[DIRECTIONS FOR THIS TASK]
Each entry below must be repeated exactly, with pictures left out.

[GIVEN INFORMATION]
====
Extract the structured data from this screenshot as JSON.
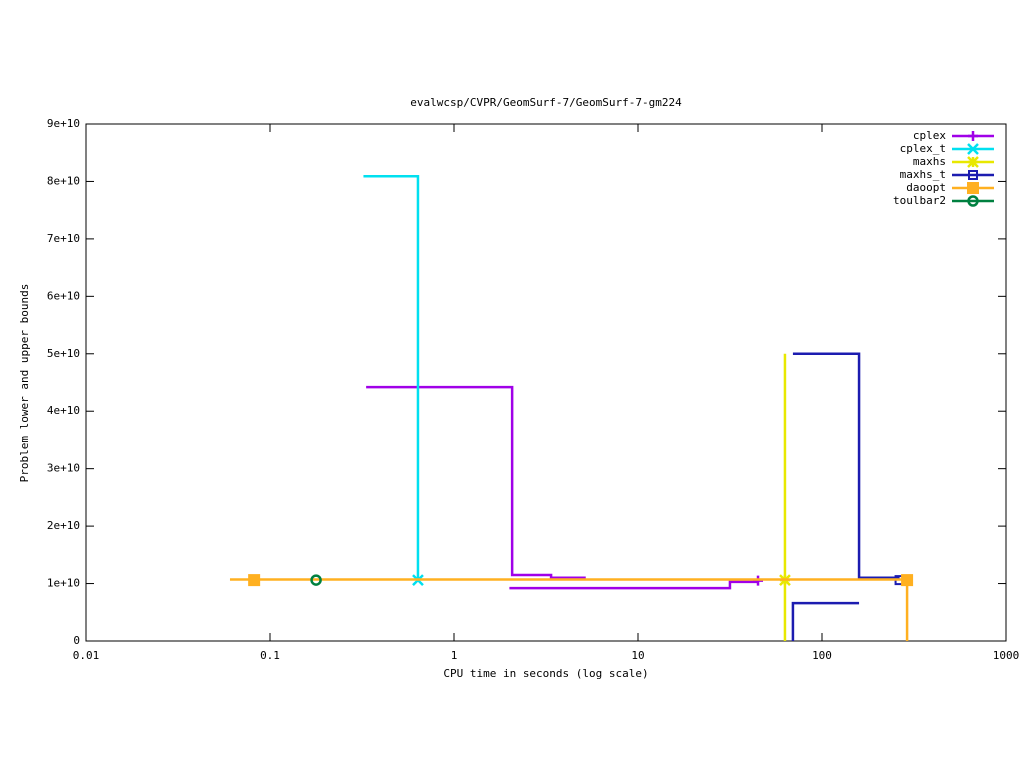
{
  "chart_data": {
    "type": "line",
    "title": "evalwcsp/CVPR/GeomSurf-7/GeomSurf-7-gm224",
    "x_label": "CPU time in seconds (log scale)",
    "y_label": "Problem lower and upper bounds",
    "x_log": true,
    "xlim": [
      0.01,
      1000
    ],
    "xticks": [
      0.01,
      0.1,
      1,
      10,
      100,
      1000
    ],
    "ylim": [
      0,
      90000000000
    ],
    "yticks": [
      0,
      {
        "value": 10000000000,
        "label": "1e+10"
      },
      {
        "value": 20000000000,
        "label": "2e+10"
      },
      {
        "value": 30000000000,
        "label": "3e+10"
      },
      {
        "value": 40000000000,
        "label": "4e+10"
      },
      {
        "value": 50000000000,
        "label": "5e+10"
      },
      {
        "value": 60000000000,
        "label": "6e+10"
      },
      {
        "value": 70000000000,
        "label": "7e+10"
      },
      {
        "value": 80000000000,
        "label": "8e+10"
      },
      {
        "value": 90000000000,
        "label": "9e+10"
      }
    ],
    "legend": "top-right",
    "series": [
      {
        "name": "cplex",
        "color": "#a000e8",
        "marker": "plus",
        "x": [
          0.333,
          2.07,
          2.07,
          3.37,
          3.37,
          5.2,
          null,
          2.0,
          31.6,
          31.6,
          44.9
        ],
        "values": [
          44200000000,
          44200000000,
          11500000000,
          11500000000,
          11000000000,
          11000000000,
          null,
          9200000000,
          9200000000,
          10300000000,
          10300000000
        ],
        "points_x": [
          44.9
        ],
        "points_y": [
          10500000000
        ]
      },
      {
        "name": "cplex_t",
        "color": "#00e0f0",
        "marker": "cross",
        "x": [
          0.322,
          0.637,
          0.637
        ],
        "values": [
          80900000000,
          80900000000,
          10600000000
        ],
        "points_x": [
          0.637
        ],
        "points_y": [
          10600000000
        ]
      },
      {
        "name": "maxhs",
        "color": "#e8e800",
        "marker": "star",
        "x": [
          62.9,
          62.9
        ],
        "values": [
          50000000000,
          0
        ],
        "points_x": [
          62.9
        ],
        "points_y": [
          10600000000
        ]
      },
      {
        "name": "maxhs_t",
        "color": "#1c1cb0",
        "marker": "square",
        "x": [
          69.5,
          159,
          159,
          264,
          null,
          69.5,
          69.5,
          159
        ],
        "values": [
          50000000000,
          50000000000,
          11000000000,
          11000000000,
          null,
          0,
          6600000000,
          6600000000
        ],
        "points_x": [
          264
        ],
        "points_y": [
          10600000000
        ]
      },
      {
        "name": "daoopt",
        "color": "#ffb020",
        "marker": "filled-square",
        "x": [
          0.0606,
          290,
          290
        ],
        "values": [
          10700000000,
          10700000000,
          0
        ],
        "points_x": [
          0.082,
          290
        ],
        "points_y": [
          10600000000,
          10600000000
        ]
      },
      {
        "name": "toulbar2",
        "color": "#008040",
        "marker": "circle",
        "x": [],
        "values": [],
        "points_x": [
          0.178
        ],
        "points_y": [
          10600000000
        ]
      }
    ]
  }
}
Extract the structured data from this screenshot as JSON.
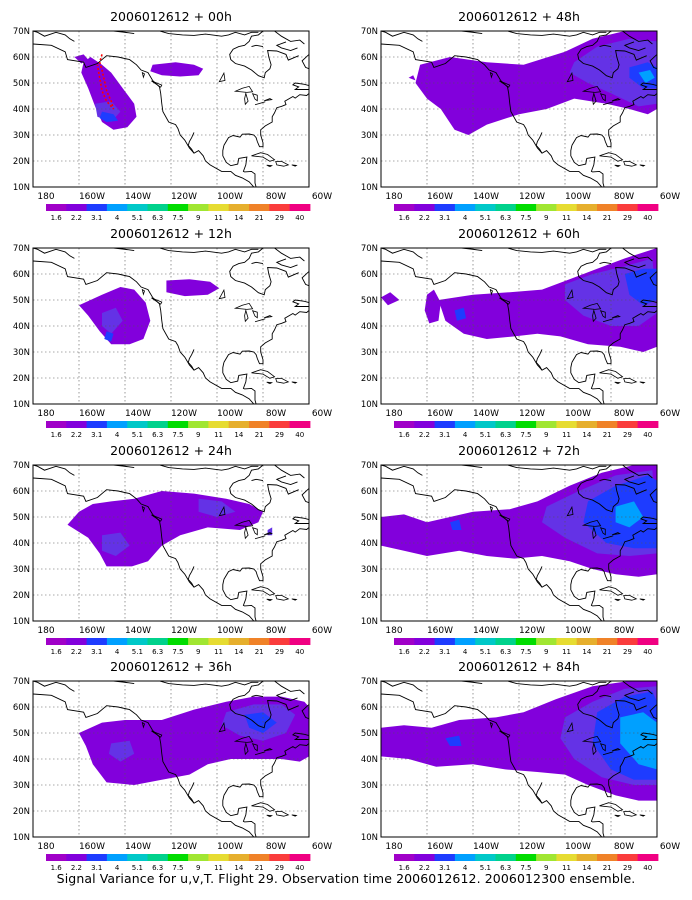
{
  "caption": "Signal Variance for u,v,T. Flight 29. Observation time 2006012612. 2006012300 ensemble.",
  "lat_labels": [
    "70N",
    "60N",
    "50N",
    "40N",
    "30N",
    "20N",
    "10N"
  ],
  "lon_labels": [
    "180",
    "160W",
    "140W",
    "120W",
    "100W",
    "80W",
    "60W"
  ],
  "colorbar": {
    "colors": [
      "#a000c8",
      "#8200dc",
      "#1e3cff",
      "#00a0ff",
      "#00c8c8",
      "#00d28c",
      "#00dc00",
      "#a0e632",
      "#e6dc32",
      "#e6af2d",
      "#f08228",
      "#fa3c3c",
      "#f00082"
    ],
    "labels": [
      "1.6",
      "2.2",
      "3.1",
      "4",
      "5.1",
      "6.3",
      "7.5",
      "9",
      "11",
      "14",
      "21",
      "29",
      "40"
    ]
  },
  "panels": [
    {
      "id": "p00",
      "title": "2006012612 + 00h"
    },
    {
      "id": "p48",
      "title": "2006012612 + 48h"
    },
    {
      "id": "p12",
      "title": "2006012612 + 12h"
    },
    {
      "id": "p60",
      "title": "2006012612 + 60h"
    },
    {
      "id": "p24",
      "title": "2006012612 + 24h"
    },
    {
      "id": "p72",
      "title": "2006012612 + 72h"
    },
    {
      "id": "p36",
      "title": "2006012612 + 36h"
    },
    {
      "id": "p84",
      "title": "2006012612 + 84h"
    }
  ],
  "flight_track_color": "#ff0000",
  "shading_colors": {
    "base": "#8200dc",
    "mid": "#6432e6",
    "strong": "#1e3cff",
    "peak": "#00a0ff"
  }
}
====
[WRITTEN RESPONSE]
Extract the structured data from this screenshot as JSON.
{
  "chart_data": {
    "type": "line",
    "title": "evalwcsp/CVPR/GeomSurf-7/GeomSurf-7-gm224",
    "x_label": "CPU time in seconds (log scale)",
    "y_label": "Problem lower and upper bounds",
    "x_log": true,
    "xlim": [
      0.01,
      1000
    ],
    "xticks": [
      0.01,
      0.1,
      1,
      10,
      100,
      1000
    ],
    "ylim": [
      0,
      90000000000
    ],
    "yticks": [
      0,
      {
        "value": 10000000000,
        "label": "1e+10"
      },
      {
        "value": 20000000000,
        "label": "2e+10"
      },
      {
        "value": 30000000000,
        "label": "3e+10"
      },
      {
        "value": 40000000000,
        "label": "4e+10"
      },
      {
        "value": 50000000000,
        "label": "5e+10"
      },
      {
        "value": 60000000000,
        "label": "6e+10"
      },
      {
        "value": 70000000000,
        "label": "7e+10"
      },
      {
        "value": 80000000000,
        "label": "8e+10"
      },
      {
        "value": 90000000000,
        "label": "9e+10"
      }
    ],
    "legend": "top-right",
    "series": [
      {
        "name": "cplex",
        "color": "#a000e8",
        "marker": "plus",
        "x": [
          0.333,
          2.07,
          2.07,
          3.37,
          3.37,
          5.2,
          null,
          2.0,
          31.6,
          31.6,
          44.9
        ],
        "values": [
          44200000000,
          44200000000,
          11500000000,
          11500000000,
          11000000000,
          11000000000,
          null,
          9200000000,
          9200000000,
          10300000000,
          10300000000
        ],
        "points_x": [
          44.9
        ],
        "points_y": [
          10500000000
        ]
      },
      {
        "name": "cplex_t",
        "color": "#00e0f0",
        "marker": "cross",
        "x": [
          0.322,
          0.637,
          0.637
        ],
        "values": [
          80900000000,
          80900000000,
          10600000000
        ],
        "points_x": [
          0.637
        ],
        "points_y": [
          10600000000
        ]
      },
      {
        "name": "maxhs",
        "color": "#e8e800",
        "marker": "star",
        "x": [
          62.9,
          62.9
        ],
        "values": [
          50000000000,
          0
        ],
        "points_x": [
          62.9
        ],
        "points_y": [
          10600000000
        ]
      },
      {
        "name": "maxhs_t",
        "color": "#1c1cb0",
        "marker": "square",
        "x": [
          69.5,
          159,
          159,
          264,
          null,
          69.5,
          69.5,
          159
        ],
        "values": [
          50000000000,
          50000000000,
          11000000000,
          11000000000,
          null,
          0,
          6600000000,
          6600000000
        ],
        "points_x": [
          264
        ],
        "points_y": [
          10600000000
        ]
      },
      {
        "name": "daoopt",
        "color": "#ffb020",
        "marker": "filled-square",
        "x": [
          0.0606,
          290,
          290
        ],
        "values": [
          10700000000,
          10700000000,
          0
        ],
        "points_x": [
          0.082,
          290
        ],
        "points_y": [
          10600000000,
          10600000000
        ]
      },
      {
        "name": "toulbar2",
        "color": "#008040",
        "marker": "circle",
        "x": [],
        "values": [],
        "points_x": [
          0.178
        ],
        "points_y": [
          10600000000
        ]
      }
    ]
  }
}
Extract the structured data from this screenshot as JSON.
{
  "caption": "Signal Variance for u,v,T. Flight 29. Observation time 2006012612. 2006012300 ensemble.",
  "lat_labels": [
    "70N",
    "60N",
    "50N",
    "40N",
    "30N",
    "20N",
    "10N"
  ],
  "lon_labels": [
    "180",
    "160W",
    "140W",
    "120W",
    "100W",
    "80W",
    "60W"
  ],
  "colorbar": {
    "colors": [
      "#a000c8",
      "#8200dc",
      "#1e3cff",
      "#00a0ff",
      "#00c8c8",
      "#00d28c",
      "#00dc00",
      "#a0e632",
      "#e6dc32",
      "#e6af2d",
      "#f08228",
      "#fa3c3c",
      "#f00082"
    ],
    "labels": [
      "1.6",
      "2.2",
      "3.1",
      "4",
      "5.1",
      "6.3",
      "7.5",
      "9",
      "11",
      "14",
      "21",
      "29",
      "40"
    ]
  },
  "panels": [
    {
      "id": "p00",
      "title": "2006012612 + 00h"
    },
    {
      "id": "p48",
      "title": "2006012612 + 48h"
    },
    {
      "id": "p12",
      "title": "2006012612 + 12h"
    },
    {
      "id": "p60",
      "title": "2006012612 + 60h"
    },
    {
      "id": "p24",
      "title": "2006012612 + 24h"
    },
    {
      "id": "p72",
      "title": "2006012612 + 72h"
    },
    {
      "id": "p36",
      "title": "2006012612 + 36h"
    },
    {
      "id": "p84",
      "title": "2006012612 + 84h"
    }
  ],
  "flight_track_color": "#ff0000",
  "shading_colors": {
    "base": "#8200dc",
    "mid": "#6432e6",
    "strong": "#1e3cff",
    "peak": "#00a0ff"
  }
}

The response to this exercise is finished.